TO DO: Print the data exactly, leaving nothing out.
[Start RECORDS PROVIDED]
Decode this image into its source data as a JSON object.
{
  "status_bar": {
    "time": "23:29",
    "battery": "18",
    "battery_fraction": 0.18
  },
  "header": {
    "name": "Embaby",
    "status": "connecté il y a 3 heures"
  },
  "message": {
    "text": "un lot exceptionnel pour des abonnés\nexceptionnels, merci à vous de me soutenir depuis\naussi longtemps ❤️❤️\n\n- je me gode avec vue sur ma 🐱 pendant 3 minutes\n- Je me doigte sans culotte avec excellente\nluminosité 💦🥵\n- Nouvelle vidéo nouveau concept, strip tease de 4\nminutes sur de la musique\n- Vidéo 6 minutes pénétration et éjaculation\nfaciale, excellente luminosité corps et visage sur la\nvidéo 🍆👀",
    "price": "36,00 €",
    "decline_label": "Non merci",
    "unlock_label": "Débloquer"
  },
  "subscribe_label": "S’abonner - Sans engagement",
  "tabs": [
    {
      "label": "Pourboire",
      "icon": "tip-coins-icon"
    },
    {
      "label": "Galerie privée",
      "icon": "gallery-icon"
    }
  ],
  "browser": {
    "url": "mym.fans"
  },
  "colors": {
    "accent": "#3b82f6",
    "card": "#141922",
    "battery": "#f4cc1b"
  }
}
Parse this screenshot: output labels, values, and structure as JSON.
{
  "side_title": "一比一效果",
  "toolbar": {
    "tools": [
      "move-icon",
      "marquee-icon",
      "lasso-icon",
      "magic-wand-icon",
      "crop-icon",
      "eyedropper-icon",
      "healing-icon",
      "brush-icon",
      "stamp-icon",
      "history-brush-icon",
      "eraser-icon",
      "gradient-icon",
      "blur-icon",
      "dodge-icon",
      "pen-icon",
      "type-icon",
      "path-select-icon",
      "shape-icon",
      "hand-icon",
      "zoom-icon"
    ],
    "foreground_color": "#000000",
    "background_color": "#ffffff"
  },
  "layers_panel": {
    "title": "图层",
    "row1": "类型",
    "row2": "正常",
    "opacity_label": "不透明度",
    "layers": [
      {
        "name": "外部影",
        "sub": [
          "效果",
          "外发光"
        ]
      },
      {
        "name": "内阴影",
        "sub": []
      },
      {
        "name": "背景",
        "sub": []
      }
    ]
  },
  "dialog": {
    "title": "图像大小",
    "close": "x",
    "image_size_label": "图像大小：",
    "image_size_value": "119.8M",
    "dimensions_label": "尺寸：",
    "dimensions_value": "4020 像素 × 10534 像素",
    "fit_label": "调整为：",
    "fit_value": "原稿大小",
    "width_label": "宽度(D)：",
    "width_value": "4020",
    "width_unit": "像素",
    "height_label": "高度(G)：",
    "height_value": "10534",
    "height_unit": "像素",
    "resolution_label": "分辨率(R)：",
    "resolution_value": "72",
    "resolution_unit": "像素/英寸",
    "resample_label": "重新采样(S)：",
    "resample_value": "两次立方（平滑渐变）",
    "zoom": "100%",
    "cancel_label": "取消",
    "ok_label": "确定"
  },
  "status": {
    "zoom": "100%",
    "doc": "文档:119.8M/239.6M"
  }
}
[End RECORDS PROVIDED]
IN RESPONSE:
Decode this image into its source data as a JSON object.
{
  "status_bar": {
    "time": "23:29",
    "battery": "18",
    "battery_fraction": 0.18
  },
  "header": {
    "name": "Embaby",
    "status": "connecté il y a 3 heures"
  },
  "message": {
    "text": "un lot exceptionnel pour des abonnés\nexceptionnels, merci à vous de me soutenir depuis\naussi longtemps ❤️❤️\n\n- je me gode avec vue sur ma 🐱 pendant 3 minutes\n- Je me doigte sans culotte avec excellente\nluminosité 💦🥵\n- Nouvelle vidéo nouveau concept, strip tease de 4\nminutes sur de la musique\n- Vidéo 6 minutes pénétration et éjaculation\nfaciale, excellente luminosité corps et visage sur la\nvidéo 🍆👀",
    "price": "36,00 €",
    "decline_label": "Non merci",
    "unlock_label": "Débloquer"
  },
  "subscribe_label": "S’abonner - Sans engagement",
  "tabs": [
    {
      "label": "Pourboire",
      "icon": "tip-coins-icon"
    },
    {
      "label": "Galerie privée",
      "icon": "gallery-icon"
    }
  ],
  "browser": {
    "url": "mym.fans"
  },
  "colors": {
    "accent": "#3b82f6",
    "card": "#141922",
    "battery": "#f4cc1b"
  }
}
Parse this screenshot: output labels, values, and structure as JSON.
{
  "side_title": "一比一效果",
  "toolbar": {
    "tools": [
      "move-icon",
      "marquee-icon",
      "lasso-icon",
      "magic-wand-icon",
      "crop-icon",
      "eyedropper-icon",
      "healing-icon",
      "brush-icon",
      "stamp-icon",
      "history-brush-icon",
      "eraser-icon",
      "gradient-icon",
      "blur-icon",
      "dodge-icon",
      "pen-icon",
      "type-icon",
      "path-select-icon",
      "shape-icon",
      "hand-icon",
      "zoom-icon"
    ],
    "foreground_color": "#000000",
    "background_color": "#ffffff"
  },
  "layers_panel": {
    "title": "图层",
    "row1": "类型",
    "row2": "正常",
    "opacity_label": "不透明度",
    "layers": [
      {
        "name": "外部影",
        "sub": [
          "效果",
          "外发光"
        ]
      },
      {
        "name": "内阴影",
        "sub": []
      },
      {
        "name": "背景",
        "sub": []
      }
    ]
  },
  "dialog": {
    "title": "图像大小",
    "close": "x",
    "image_size_label": "图像大小：",
    "image_size_value": "119.8M",
    "dimensions_label": "尺寸：",
    "dimensions_value": "4020 像素 × 10534 像素",
    "fit_label": "调整为：",
    "fit_value": "原稿大小",
    "width_label": "宽度(D)：",
    "width_value": "4020",
    "width_unit": "像素",
    "height_label": "高度(G)：",
    "height_value": "10534",
    "height_unit": "像素",
    "resolution_label": "分辨率(R)：",
    "resolution_value": "72",
    "resolution_unit": "像素/英寸",
    "resample_label": "重新采样(S)：",
    "resample_value": "两次立方（平滑渐变）",
    "zoom": "100%",
    "cancel_label": "取消",
    "ok_label": "确定"
  },
  "status": {
    "zoom": "100%",
    "doc": "文档:119.8M/239.6M"
  }
}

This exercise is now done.